SHORT EXERCISE:
Write every entry out again exactly, please, and skip the pictures.

[MATERIALS PROVIDED start]

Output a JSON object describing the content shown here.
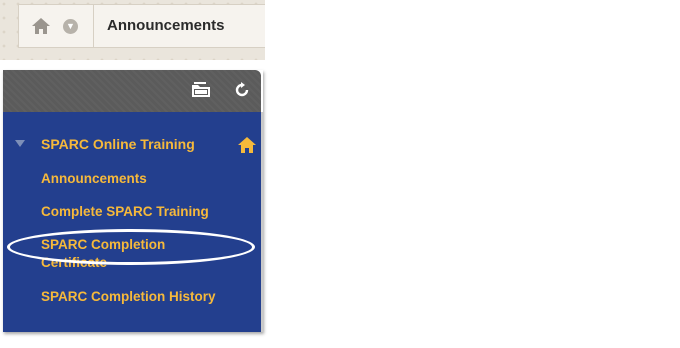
{
  "breadcrumb": {
    "title": "Announcements",
    "home_icon": "home-icon",
    "menu_icon": "chevron-down-icon"
  },
  "menu_toolbar": {
    "icons": [
      "folder-view-icon",
      "refresh-icon"
    ]
  },
  "course_menu": {
    "course_title": "SPARC Online Training",
    "items": [
      {
        "label": "Announcements"
      },
      {
        "label": "Complete SPARC Training"
      },
      {
        "label": "SPARC Completion Certificate"
      },
      {
        "label": "SPARC Completion History"
      }
    ],
    "highlighted_item": "Complete SPARC Training"
  },
  "colors": {
    "menu_background": "#233f8e",
    "link": "#f6b93b",
    "toolbar": "#5b5b5b"
  }
}
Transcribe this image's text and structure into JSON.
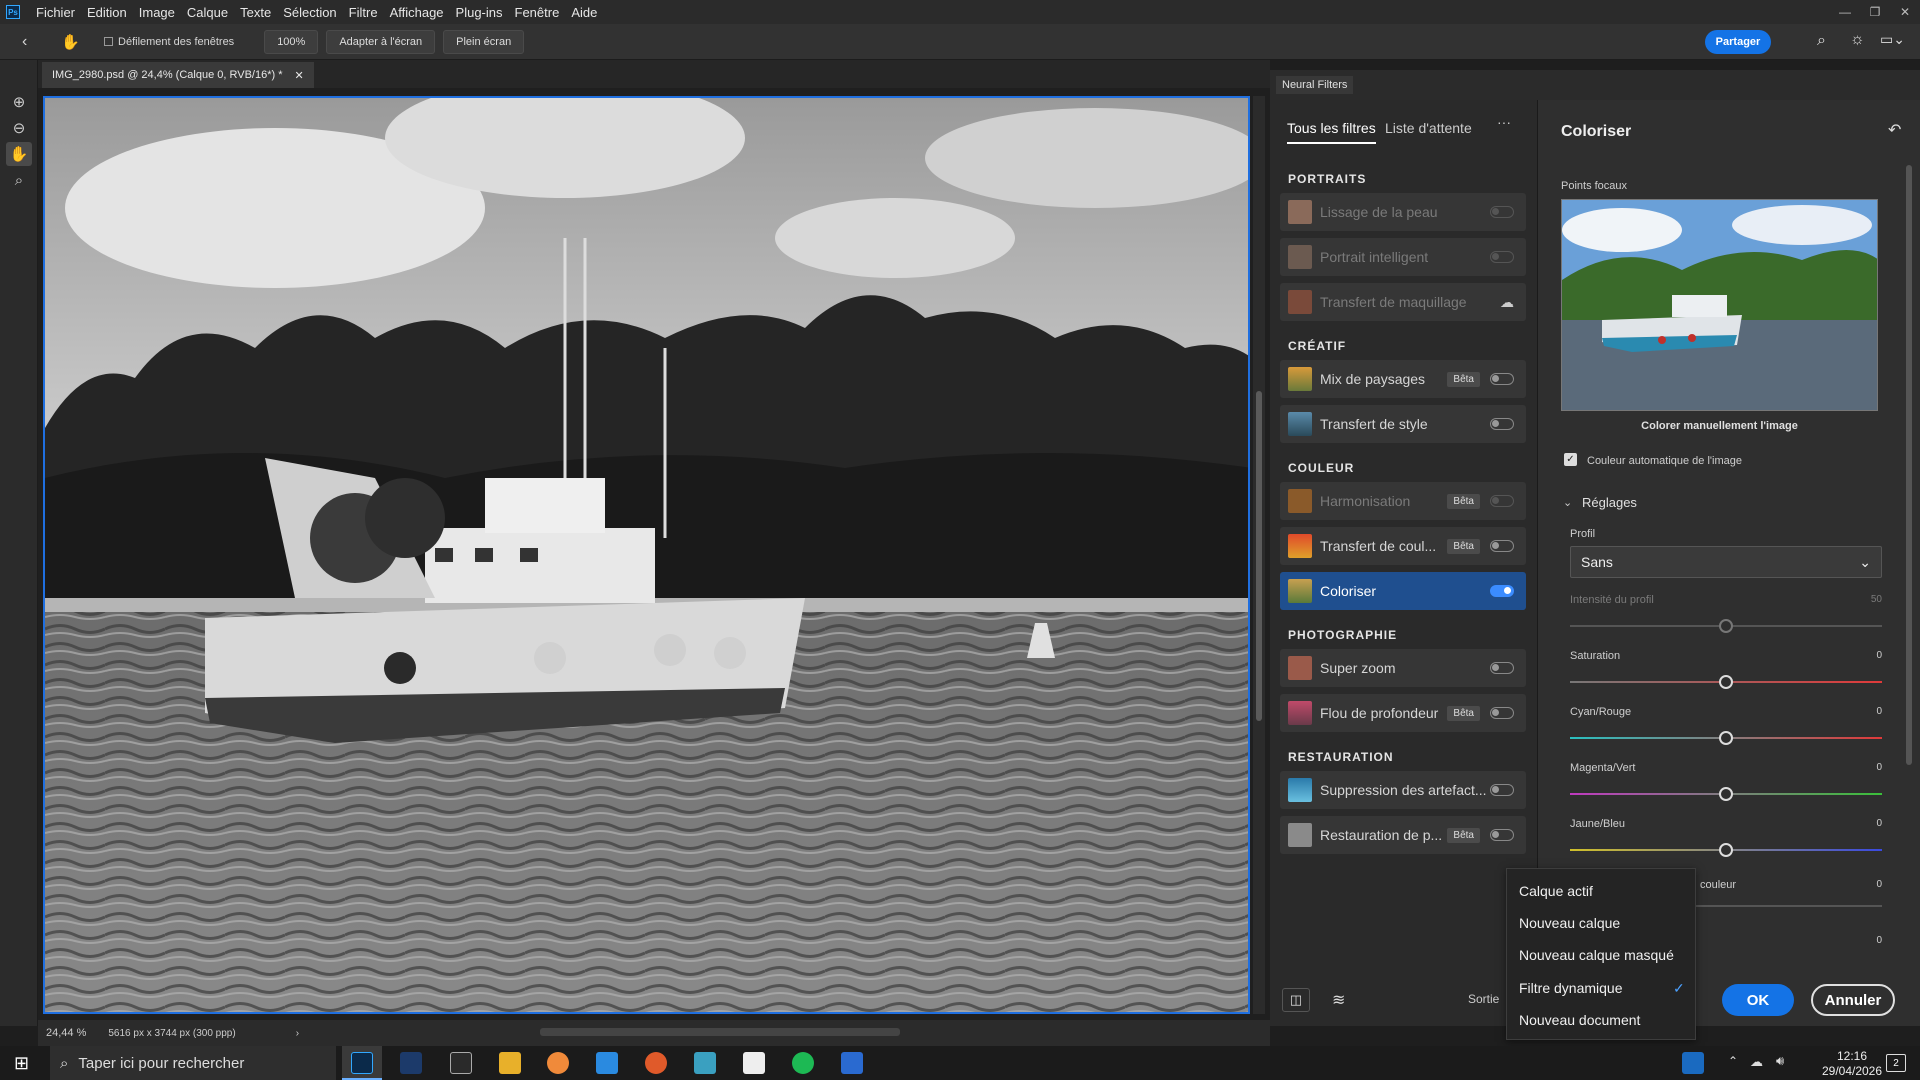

[MATERIALS PROVIDED end]

OUTPUT:
Output a JSON object describing the content shown here.
{
  "breadcrumb": {
    "title": "Announcements",
    "home_icon": "home-icon",
    "menu_icon": "chevron-down-icon"
  },
  "menu_toolbar": {
    "icons": [
      "folder-view-icon",
      "refresh-icon"
    ]
  },
  "course_menu": {
    "course_title": "SPARC Online Training",
    "items": [
      {
        "label": "Announcements"
      },
      {
        "label": "Complete SPARC Training"
      },
      {
        "label": "SPARC Completion Certificate"
      },
      {
        "label": "SPARC Completion History"
      }
    ],
    "highlighted_item": "Complete SPARC Training"
  },
  "colors": {
    "menu_background": "#233f8e",
    "link": "#f6b93b",
    "toolbar": "#5b5b5b"
  }
}
Transcribe this image's text and structure into JSON.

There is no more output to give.